» **What the task asks**
Will you transcribe the entries that follow, exactly and in full?

» **Material supplied**

━━━━━━━━━━

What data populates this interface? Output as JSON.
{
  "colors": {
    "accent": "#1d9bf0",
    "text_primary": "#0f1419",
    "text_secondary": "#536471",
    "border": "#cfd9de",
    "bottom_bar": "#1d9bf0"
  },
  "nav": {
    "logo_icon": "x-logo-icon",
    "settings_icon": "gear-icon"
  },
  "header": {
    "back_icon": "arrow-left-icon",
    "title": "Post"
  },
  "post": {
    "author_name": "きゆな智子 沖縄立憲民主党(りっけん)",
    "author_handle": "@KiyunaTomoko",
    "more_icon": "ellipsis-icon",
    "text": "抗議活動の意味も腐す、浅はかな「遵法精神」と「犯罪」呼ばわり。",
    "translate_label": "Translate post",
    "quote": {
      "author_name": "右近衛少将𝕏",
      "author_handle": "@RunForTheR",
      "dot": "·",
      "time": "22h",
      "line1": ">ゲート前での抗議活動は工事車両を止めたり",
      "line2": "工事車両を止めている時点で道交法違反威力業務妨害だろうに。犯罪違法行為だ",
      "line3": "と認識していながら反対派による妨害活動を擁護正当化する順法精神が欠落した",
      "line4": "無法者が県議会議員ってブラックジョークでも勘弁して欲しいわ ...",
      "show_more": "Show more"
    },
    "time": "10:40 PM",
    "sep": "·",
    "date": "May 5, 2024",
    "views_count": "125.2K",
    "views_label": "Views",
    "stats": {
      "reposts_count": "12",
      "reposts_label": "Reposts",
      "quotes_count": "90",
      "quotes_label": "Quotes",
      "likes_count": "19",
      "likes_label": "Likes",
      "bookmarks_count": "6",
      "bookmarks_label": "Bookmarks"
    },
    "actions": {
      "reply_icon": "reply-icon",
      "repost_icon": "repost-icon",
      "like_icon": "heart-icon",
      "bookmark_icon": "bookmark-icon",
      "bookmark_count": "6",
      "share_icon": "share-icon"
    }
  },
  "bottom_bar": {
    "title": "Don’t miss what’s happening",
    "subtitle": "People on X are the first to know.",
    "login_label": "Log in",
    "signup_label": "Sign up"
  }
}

━━━━━━━━━━

» **Result of the task**
What data populates this interface? Output as JSON.
{
  "colors": {
    "accent": "#1d9bf0",
    "text_primary": "#0f1419",
    "text_secondary": "#536471",
    "border": "#cfd9de",
    "bottom_bar": "#1d9bf0"
  },
  "nav": {
    "logo_icon": "x-logo-icon",
    "settings_icon": "gear-icon"
  },
  "header": {
    "back_icon": "arrow-left-icon",
    "title": "Post"
  },
  "post": {
    "author_name": "きゆな智子 沖縄立憲民主党(りっけん)",
    "author_handle": "@KiyunaTomoko",
    "more_icon": "ellipsis-icon",
    "text": "抗議活動の意味も腐す、浅はかな「遵法精神」と「犯罪」呼ばわり。",
    "translate_label": "Translate post",
    "quote": {
      "author_name": "右近衛少将𝕏",
      "author_handle": "@RunForTheR",
      "dot": "·",
      "time": "22h",
      "line1": ">ゲート前での抗議活動は工事車両を止めたり",
      "line2": "工事車両を止めている時点で道交法違反威力業務妨害だろうに。犯罪違法行為だ",
      "line3": "と認識していながら反対派による妨害活動を擁護正当化する順法精神が欠落した",
      "line4": "無法者が県議会議員ってブラックジョークでも勘弁して欲しいわ ...",
      "show_more": "Show more"
    },
    "time": "10:40 PM",
    "sep": "·",
    "date": "May 5, 2024",
    "views_count": "125.2K",
    "views_label": "Views",
    "stats": {
      "reposts_count": "12",
      "reposts_label": "Reposts",
      "quotes_count": "90",
      "quotes_label": "Quotes",
      "likes_count": "19",
      "likes_label": "Likes",
      "bookmarks_count": "6",
      "bookmarks_label": "Bookmarks"
    },
    "actions": {
      "reply_icon": "reply-icon",
      "repost_icon": "repost-icon",
      "like_icon": "heart-icon",
      "bookmark_icon": "bookmark-icon",
      "bookmark_count": "6",
      "share_icon": "share-icon"
    }
  },
  "bottom_bar": {
    "title": "Don’t miss what’s happening",
    "subtitle": "People on X are the first to know.",
    "login_label": "Log in",
    "signup_label": "Sign up"
  }
}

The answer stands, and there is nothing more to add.